--- 所给记录 ---
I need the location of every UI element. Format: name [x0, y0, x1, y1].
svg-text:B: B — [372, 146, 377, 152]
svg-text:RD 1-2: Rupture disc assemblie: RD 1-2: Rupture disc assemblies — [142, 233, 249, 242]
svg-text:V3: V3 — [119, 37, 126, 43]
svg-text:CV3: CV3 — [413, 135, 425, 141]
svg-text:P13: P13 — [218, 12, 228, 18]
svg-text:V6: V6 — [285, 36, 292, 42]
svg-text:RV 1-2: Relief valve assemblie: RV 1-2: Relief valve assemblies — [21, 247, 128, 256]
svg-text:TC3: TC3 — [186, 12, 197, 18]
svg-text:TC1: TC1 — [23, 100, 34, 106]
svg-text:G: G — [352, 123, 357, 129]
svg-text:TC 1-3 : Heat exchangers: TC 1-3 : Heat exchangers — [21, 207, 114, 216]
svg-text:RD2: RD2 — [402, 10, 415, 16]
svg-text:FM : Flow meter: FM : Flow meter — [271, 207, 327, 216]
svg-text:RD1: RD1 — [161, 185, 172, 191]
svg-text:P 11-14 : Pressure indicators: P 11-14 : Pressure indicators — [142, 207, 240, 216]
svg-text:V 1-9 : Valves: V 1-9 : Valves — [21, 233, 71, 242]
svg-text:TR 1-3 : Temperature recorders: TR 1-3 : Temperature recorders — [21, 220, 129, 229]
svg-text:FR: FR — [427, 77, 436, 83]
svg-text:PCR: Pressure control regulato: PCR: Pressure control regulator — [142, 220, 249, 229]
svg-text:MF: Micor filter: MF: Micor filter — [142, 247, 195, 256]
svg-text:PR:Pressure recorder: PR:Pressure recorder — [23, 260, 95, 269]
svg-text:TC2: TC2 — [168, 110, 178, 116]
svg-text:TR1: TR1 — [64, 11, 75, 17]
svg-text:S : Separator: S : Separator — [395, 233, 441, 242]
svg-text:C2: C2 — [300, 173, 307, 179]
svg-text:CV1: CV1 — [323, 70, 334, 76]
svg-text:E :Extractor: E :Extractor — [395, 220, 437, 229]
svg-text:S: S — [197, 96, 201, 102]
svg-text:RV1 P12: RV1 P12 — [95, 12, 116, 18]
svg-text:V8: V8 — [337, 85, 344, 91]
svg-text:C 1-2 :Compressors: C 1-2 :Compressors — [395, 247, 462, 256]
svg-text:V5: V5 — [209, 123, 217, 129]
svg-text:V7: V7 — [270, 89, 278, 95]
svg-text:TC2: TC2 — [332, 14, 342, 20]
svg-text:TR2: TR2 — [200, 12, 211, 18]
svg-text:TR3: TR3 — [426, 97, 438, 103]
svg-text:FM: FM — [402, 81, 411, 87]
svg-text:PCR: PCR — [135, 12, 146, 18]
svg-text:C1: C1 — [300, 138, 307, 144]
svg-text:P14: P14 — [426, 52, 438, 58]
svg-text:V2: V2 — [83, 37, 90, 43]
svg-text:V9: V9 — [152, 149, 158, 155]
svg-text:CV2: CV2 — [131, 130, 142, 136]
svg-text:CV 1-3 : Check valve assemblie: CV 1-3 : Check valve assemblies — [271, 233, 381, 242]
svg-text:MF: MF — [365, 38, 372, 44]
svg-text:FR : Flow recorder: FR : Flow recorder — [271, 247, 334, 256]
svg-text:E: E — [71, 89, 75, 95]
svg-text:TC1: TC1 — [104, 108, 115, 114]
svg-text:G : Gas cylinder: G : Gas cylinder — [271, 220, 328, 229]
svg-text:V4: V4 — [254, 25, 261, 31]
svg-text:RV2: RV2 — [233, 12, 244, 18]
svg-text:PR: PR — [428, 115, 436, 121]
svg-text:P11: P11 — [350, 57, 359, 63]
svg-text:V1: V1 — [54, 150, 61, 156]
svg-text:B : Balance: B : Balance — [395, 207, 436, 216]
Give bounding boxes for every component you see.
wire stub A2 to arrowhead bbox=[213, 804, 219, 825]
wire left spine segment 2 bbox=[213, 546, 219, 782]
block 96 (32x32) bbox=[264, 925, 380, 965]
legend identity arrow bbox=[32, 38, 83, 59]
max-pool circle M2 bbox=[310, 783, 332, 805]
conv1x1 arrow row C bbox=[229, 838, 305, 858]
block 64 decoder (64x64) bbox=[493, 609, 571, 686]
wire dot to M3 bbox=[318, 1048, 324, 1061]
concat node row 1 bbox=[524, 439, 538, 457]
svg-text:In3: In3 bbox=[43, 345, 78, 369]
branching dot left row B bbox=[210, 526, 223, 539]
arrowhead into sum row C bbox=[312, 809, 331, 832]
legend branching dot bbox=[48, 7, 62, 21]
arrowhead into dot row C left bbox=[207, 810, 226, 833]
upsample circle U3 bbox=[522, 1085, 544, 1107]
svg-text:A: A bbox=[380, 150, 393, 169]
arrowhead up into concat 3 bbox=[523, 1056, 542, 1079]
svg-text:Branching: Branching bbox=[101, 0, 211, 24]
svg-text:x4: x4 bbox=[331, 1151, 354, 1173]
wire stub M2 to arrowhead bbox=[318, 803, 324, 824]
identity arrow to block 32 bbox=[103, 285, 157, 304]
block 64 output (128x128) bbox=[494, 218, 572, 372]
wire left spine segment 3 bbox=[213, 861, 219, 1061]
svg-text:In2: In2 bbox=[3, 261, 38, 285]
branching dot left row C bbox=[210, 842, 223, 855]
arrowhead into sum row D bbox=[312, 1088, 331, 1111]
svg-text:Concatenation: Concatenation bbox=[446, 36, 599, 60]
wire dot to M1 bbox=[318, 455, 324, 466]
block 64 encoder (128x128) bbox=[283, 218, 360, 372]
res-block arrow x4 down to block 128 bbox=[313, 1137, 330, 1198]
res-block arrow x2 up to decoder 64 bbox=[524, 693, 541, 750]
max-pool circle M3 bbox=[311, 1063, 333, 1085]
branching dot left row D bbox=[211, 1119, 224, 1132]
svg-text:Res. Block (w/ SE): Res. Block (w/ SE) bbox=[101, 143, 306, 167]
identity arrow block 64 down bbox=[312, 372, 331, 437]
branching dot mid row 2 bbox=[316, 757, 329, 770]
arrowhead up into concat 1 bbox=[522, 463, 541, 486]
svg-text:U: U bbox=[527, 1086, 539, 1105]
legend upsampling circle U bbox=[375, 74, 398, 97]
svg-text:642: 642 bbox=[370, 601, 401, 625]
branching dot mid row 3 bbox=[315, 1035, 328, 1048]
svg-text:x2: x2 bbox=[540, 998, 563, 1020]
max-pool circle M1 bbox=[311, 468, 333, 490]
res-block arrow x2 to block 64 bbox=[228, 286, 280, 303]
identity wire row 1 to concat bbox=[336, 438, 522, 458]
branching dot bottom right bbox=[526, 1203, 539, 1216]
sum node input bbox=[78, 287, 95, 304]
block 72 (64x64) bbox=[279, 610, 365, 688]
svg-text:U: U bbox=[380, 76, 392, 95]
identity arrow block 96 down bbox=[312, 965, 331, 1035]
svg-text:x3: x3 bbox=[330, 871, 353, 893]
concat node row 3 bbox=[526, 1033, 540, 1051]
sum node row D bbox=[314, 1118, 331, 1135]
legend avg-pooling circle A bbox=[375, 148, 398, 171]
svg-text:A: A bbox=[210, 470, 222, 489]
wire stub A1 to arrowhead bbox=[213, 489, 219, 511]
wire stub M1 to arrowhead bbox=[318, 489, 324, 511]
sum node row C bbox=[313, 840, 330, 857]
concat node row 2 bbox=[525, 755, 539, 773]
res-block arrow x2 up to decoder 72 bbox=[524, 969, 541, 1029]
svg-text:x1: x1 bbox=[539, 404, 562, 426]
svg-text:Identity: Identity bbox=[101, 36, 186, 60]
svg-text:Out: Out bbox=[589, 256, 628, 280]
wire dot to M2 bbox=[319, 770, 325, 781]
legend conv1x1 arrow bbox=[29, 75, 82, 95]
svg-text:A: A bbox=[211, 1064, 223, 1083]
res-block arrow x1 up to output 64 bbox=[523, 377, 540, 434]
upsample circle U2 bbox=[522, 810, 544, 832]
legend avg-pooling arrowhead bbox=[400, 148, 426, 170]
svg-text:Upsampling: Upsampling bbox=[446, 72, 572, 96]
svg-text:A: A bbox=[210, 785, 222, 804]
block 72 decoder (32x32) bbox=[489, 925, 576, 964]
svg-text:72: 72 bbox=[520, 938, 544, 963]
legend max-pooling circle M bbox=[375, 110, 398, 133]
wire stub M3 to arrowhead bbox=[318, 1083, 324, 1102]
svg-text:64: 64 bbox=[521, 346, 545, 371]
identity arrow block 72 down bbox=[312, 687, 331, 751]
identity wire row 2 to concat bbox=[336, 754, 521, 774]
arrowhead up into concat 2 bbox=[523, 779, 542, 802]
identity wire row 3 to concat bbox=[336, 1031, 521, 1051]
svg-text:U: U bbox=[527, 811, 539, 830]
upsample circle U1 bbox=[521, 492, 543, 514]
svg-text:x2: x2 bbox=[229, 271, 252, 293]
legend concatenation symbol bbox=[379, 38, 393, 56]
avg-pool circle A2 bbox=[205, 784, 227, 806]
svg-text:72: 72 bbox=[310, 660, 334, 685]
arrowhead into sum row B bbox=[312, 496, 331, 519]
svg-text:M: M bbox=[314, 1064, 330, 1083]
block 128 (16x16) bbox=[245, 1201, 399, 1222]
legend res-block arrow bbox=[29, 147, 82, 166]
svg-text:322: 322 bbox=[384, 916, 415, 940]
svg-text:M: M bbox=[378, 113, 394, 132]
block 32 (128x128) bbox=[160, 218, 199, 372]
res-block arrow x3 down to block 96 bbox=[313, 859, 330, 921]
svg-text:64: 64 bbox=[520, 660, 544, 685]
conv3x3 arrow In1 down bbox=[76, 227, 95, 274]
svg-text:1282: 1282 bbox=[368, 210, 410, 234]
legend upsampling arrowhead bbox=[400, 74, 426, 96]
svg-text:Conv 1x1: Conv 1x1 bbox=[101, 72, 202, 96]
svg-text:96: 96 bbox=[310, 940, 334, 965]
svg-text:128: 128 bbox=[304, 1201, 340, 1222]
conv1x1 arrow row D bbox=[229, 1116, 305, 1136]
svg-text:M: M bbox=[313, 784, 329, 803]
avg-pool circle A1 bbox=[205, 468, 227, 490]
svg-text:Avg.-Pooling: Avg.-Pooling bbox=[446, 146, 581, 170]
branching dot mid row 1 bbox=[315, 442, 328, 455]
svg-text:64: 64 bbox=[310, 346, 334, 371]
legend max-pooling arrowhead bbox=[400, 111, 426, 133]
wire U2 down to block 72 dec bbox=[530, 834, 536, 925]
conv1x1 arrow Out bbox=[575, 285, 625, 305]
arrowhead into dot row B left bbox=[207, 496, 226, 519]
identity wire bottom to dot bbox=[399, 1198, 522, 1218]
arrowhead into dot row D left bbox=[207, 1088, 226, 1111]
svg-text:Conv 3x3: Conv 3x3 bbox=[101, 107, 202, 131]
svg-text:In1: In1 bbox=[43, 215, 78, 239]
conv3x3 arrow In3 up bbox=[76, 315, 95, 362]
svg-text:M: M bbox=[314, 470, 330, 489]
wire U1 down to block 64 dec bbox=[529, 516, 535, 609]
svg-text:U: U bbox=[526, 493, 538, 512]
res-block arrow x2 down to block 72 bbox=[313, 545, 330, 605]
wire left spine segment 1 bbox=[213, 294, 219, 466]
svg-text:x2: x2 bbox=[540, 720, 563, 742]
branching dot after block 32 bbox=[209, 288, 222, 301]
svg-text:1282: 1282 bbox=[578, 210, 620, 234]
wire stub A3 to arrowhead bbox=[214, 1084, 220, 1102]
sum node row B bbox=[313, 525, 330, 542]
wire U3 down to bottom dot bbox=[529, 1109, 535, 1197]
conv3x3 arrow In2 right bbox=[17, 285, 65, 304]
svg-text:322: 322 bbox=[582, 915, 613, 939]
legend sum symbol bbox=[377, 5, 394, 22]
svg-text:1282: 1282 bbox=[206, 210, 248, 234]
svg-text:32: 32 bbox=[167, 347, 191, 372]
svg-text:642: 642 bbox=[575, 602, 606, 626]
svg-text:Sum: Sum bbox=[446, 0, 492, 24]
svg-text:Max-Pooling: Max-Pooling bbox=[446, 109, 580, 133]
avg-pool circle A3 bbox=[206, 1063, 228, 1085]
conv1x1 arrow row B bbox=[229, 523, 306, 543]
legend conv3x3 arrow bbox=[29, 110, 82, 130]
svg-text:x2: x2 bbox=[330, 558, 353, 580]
---
> 任务要求
将记录从开头到含有“svg-text:FM: FM — [402, 81, 411, 87]”的那一行（含该行）整理成 Markdown 表格，列名分别为“序号”和“内容”，空行不计入。

> 任务答案
| 序号 | 内容 |
|---|---|
| 1 | I need the location of every UI element. Format: name [x0, y0, x1, y1]. |
| 2 | svg-text:B: B — [372, 146, 377, 152] |
| 3 | svg-text:RD 1-2: Rupture disc assemblie: RD 1-2: Rupture disc assemblies — [142, 233, 249, 242] |
| 4 | svg-text:V3: V3 — [119, 37, 126, 43] |
| 5 | svg-text:CV3: CV3 — [413, 135, 425, 141] |
| 6 | svg-text:P13: P13 — [218, 12, 228, 18] |
| 7 | svg-text:V6: V6 — [285, 36, 292, 42] |
| 8 | svg-text:RV 1-2: Relief valve assemblie: RV 1-2: Relief valve assemblies — [21, 247, 128, 256] |
| 9 | svg-text:TC3: TC3 — [186, 12, 197, 18] |
| 10 | svg-text:TC1: TC1 — [23, 100, 34, 106] |
| 11 | svg-text:G: G — [352, 123, 357, 129] |
| 12 | svg-text:TC 1-3 : Heat exchangers: TC 1-3 : Heat exchangers — [21, 207, 114, 216] |
| 13 | svg-text:RD2: RD2 — [402, 10, 415, 16] |
| 14 | svg-text:FM : Flow meter: FM : Flow meter — [271, 207, 327, 216] |
| 15 | svg-text:RD1: RD1 — [161, 185, 172, 191] |
| 16 | svg-text:P 11-14 : Pressure indicators: P 11-14 : Pressure indicators — [142, 207, 240, 216] |
| 17 | svg-text:V 1-9 : Valves: V 1-9 : Valves — [21, 233, 71, 242] |
| 18 | svg-text:TR 1-3 : Temperature recorders: TR 1-3 : Temperature recorders — [21, 220, 129, 229] |
| 19 | svg-text:FR: FR — [427, 77, 436, 83] |
| 20 | svg-text:PCR: Pressure control regulato: PCR: Pressure control regulator — [142, 220, 249, 229] |
| 21 | svg-text:MF: Micor filter: MF: Micor filter — [142, 247, 195, 256] |
| 22 | svg-text:PR:Pressure recorder: PR:Pressure recorder — [23, 260, 95, 269] |
| 23 | svg-text:TC2: TC2 — [168, 110, 178, 116] |
| 24 | svg-text:TR1: TR1 — [64, 11, 75, 17] |
| 25 | svg-text:S : Separator: S : Separator — [395, 233, 441, 242] |
| 26 | svg-text:C2: C2 — [300, 173, 307, 179] |
| 27 | svg-text:CV1: CV1 — [323, 70, 334, 76] |
| 28 | svg-text:E :Extractor: E :Extractor — [395, 220, 437, 229] |
| 29 | svg-text:S: S — [197, 96, 201, 102] |
| 30 | svg-text:RV1 P12: RV1 P12 — [95, 12, 116, 18] |
| 31 | svg-text:V8: V8 — [337, 85, 344, 91] |
| 32 | svg-text:C 1-2 :Compressors: C 1-2 :Compressors — [395, 247, 462, 256] |
| 33 | svg-text:V5: V5 — [209, 123, 217, 129] |
| 34 | svg-text:V7: V7 — [270, 89, 278, 95] |
| 35 | svg-text:TC2: TC2 — [332, 14, 342, 20] |
| 36 | svg-text:TR2: TR2 — [200, 12, 211, 18] |
| 37 | svg-text:TR3: TR3 — [426, 97, 438, 103] |
| 38 | svg-text:FM: FM — [402, 81, 411, 87] |